§ **Requirements**
Find the word "DXCCs" in the records below. List each line containing it.

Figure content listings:
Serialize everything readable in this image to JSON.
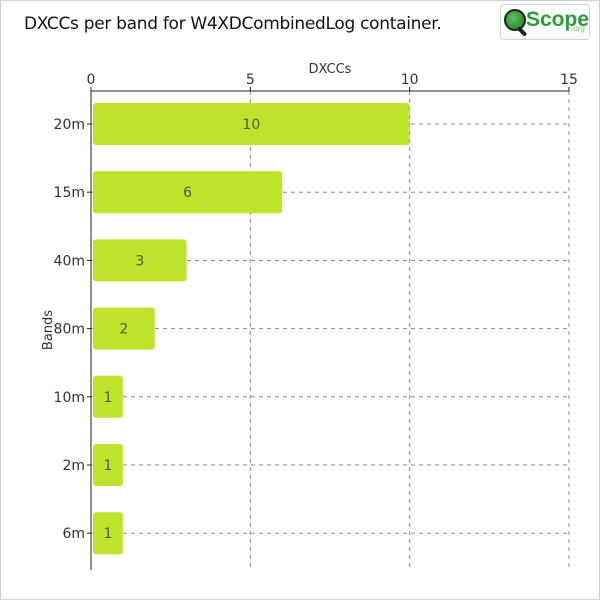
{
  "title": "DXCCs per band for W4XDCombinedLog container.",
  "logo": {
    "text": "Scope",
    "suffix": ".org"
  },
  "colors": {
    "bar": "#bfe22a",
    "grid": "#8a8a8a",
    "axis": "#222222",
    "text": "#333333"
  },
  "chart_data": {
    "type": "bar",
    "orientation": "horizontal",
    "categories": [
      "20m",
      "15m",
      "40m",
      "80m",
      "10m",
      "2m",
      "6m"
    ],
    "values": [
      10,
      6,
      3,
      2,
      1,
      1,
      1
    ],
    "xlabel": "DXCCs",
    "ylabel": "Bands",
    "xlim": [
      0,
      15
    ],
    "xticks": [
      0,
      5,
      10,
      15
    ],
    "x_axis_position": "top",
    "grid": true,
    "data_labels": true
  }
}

§ **Task solution**
  "title": "DXCCs per band for W4XDCombinedLog container.",
    "xlabel": "DXCCs",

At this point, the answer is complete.